begin

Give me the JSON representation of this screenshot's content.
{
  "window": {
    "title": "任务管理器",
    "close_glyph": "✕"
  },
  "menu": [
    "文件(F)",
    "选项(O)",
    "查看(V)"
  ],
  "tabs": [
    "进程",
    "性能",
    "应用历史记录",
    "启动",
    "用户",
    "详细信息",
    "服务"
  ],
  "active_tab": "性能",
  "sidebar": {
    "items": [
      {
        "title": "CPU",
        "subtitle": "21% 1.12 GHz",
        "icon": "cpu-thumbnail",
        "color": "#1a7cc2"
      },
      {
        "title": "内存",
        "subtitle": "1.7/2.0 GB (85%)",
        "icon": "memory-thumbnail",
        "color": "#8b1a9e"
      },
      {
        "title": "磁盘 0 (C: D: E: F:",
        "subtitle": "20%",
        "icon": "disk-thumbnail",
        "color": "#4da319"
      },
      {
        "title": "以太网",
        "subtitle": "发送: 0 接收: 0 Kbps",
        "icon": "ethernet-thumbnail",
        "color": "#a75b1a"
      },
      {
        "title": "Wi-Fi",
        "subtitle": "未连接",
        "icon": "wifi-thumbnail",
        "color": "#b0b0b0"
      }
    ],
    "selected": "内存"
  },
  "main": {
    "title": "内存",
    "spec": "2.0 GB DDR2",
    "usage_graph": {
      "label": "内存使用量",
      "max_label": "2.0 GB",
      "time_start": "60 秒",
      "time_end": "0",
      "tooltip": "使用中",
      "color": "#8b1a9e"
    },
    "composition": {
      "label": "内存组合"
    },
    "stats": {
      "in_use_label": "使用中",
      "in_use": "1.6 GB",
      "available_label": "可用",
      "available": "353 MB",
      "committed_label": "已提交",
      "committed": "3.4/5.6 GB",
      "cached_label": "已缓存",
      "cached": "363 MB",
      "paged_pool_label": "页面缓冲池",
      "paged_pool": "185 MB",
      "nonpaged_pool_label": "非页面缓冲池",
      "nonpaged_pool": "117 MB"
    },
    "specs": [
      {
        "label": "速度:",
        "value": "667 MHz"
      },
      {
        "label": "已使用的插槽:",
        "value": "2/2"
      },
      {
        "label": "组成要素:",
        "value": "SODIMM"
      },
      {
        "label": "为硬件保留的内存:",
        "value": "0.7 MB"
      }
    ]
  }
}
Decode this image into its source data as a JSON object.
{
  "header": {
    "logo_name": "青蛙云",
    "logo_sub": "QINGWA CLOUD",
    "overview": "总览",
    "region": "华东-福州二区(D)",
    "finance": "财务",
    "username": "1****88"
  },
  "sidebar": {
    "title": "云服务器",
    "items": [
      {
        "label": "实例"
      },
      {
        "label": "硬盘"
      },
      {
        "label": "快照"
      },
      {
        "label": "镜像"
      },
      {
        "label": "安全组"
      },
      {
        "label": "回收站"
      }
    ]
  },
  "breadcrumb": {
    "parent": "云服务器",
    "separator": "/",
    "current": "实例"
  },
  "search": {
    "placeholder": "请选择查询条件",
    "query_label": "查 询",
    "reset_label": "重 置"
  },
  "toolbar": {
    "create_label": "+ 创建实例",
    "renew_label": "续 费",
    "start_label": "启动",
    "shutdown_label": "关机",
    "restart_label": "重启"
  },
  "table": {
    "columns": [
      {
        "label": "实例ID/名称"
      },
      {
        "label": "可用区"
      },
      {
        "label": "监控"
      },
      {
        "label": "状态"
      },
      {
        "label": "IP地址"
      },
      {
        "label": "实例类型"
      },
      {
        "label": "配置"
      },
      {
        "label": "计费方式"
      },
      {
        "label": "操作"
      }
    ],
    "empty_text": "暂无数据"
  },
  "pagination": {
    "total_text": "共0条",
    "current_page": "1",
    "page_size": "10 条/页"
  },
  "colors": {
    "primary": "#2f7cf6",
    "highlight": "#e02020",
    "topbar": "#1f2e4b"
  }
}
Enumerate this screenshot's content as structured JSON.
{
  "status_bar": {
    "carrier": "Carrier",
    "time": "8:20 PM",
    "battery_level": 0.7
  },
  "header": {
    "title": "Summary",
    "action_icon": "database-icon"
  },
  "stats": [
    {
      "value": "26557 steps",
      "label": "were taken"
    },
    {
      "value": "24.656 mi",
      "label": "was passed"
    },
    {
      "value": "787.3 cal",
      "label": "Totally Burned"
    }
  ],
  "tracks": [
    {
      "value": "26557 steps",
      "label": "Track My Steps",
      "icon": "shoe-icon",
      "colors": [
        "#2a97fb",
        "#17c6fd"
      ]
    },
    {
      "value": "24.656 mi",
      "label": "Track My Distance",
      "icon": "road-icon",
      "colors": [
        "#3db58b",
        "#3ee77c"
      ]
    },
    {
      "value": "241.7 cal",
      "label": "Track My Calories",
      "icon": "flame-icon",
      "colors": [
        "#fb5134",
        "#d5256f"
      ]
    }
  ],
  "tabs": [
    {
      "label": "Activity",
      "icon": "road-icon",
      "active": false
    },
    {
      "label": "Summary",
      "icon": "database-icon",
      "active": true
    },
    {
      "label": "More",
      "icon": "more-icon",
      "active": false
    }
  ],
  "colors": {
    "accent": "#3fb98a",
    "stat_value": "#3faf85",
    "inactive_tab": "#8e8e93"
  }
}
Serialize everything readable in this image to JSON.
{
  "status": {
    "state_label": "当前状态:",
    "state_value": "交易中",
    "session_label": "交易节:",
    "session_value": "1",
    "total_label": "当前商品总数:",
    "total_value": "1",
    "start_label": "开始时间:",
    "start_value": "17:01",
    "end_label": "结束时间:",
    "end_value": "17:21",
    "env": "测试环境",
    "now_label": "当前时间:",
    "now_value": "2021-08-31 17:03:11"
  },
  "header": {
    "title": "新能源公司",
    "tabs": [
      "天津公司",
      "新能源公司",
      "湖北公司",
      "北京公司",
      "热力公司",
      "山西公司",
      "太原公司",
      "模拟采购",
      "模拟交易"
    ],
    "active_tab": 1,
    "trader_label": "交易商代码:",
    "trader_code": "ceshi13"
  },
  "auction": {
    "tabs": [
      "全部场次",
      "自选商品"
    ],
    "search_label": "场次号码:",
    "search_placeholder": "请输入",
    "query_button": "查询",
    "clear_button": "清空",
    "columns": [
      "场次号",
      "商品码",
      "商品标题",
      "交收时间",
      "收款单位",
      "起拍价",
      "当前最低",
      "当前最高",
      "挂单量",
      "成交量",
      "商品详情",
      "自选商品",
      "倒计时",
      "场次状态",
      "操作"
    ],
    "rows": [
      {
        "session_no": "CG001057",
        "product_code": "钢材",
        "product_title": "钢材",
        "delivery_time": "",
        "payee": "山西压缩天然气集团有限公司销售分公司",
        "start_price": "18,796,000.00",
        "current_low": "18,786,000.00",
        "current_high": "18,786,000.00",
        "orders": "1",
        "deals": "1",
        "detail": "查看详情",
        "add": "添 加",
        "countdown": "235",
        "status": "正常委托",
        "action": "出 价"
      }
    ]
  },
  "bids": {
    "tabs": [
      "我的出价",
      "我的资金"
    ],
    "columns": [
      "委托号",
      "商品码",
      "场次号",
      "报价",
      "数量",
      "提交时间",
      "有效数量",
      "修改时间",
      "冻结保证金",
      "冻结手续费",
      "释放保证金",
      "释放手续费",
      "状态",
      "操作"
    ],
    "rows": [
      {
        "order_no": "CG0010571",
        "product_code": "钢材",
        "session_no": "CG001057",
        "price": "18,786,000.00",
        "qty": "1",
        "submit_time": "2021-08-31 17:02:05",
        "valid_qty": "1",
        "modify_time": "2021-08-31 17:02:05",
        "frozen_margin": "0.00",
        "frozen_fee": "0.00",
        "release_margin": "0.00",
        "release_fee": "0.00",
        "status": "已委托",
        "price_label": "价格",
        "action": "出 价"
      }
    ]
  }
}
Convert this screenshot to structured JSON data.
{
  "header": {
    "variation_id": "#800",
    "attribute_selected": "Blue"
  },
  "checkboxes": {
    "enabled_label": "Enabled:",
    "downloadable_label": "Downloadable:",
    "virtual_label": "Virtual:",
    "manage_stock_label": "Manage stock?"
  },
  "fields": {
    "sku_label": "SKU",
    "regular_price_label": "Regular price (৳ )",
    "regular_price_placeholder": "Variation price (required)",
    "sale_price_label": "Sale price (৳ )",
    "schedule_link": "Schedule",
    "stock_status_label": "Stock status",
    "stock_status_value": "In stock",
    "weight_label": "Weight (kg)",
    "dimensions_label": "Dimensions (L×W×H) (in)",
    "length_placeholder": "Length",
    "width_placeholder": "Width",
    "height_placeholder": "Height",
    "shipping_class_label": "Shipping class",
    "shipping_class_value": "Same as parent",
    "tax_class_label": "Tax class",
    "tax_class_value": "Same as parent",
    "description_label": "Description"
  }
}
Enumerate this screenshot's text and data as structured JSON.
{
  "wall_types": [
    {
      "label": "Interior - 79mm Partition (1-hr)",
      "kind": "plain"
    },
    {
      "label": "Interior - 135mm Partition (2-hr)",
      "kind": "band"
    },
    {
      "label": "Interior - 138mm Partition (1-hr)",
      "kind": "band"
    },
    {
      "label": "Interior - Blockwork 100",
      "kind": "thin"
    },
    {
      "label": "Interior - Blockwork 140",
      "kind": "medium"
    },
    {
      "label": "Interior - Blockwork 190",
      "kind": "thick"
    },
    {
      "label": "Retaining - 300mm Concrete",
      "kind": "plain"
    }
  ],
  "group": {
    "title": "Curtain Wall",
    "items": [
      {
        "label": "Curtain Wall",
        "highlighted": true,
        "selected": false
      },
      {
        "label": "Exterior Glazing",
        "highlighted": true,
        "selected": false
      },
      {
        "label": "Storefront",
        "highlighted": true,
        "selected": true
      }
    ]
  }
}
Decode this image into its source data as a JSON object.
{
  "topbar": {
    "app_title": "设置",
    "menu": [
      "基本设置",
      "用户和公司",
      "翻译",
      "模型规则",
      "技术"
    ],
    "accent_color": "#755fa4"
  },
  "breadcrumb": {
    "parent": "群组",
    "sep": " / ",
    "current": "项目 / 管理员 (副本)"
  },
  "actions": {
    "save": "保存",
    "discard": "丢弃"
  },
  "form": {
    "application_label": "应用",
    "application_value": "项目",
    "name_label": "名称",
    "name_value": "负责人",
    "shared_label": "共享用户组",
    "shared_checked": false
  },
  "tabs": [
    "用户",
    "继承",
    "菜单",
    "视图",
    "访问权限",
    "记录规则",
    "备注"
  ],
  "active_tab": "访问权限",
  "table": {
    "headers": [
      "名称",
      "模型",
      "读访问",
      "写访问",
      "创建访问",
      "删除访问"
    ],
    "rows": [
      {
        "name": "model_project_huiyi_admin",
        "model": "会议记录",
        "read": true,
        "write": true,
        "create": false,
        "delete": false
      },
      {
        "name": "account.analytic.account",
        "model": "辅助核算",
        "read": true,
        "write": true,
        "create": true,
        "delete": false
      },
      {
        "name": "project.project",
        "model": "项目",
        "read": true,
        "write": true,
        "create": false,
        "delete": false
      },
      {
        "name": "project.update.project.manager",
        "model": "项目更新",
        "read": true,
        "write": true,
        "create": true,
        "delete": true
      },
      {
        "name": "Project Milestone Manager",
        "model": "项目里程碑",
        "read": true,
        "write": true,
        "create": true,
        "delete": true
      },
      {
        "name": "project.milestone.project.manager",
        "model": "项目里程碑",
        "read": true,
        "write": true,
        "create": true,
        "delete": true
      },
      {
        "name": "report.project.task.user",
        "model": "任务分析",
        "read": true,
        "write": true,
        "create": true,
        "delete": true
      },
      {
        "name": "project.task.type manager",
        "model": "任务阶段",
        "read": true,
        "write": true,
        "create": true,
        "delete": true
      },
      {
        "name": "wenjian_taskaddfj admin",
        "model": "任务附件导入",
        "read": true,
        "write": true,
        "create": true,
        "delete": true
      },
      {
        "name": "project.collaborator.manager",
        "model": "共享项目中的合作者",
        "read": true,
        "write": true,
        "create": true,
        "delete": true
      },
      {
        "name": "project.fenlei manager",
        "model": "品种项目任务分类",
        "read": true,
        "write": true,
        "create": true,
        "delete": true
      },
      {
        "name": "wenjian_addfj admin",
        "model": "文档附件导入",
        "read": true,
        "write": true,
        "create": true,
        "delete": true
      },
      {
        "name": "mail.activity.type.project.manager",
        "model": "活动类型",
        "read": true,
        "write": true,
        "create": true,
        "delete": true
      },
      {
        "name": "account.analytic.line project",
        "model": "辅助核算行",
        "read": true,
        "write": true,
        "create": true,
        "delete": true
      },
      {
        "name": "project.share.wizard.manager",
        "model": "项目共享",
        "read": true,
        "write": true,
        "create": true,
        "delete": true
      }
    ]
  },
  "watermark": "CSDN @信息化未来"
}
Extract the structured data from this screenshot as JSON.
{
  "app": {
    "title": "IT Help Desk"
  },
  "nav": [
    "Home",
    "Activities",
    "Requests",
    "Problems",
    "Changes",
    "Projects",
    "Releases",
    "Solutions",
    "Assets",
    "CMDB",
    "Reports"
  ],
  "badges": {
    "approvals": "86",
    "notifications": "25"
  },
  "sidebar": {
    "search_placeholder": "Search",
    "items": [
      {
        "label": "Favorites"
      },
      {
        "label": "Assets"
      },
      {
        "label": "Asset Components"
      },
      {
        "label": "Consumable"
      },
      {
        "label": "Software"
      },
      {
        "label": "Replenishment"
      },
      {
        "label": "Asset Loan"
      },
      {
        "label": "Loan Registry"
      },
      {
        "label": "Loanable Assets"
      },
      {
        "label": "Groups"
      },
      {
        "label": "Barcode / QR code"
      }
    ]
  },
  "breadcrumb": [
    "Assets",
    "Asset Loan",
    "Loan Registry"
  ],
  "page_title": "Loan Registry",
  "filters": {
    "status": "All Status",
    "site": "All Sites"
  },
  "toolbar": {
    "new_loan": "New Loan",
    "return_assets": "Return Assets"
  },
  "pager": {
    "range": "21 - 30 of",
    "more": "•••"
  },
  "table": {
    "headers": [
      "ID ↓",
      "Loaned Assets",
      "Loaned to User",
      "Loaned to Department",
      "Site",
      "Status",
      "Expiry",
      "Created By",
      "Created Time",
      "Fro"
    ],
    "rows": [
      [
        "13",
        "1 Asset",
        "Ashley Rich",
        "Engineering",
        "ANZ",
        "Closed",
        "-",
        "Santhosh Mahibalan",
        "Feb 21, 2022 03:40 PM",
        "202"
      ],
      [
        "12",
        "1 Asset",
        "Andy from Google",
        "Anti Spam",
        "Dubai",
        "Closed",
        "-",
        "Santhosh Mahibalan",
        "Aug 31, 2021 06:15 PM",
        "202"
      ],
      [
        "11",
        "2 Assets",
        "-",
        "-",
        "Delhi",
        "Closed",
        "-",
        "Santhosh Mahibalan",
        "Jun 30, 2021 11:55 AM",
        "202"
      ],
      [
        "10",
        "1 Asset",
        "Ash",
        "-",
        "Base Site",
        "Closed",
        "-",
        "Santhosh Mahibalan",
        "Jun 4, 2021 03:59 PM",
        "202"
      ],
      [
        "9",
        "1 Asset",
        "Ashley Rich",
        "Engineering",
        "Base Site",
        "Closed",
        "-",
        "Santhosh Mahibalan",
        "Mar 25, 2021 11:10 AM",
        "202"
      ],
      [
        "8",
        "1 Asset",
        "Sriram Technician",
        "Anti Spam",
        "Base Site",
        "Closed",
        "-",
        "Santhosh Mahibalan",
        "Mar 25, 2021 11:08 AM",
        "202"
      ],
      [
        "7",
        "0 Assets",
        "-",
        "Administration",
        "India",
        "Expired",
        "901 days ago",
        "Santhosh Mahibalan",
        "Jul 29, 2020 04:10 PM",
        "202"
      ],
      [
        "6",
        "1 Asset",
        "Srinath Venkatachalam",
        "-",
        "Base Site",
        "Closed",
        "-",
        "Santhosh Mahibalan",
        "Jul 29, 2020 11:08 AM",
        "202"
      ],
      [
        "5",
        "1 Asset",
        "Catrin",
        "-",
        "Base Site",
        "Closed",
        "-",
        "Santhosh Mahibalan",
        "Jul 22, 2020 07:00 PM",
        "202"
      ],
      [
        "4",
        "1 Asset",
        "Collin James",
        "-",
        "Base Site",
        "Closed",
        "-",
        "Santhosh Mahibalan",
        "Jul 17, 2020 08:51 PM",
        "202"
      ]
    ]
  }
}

end

EXERCISE GOAL> List every line in the records above that contains the word "icon".

ANSWER TO THIS TASK>
        "icon": "cpu-thumbnail",
        "icon": "memory-thumbnail",
        "icon": "disk-thumbnail",
        "icon": "ethernet-thumbnail",
        "icon": "wifi-thumbnail",
    "action_icon": "database-icon"
      "icon": "shoe-icon",
      "icon": "road-icon",
      "icon": "flame-icon",
      "icon": "road-icon",
      "icon": "database-icon",
      "icon": "more-icon",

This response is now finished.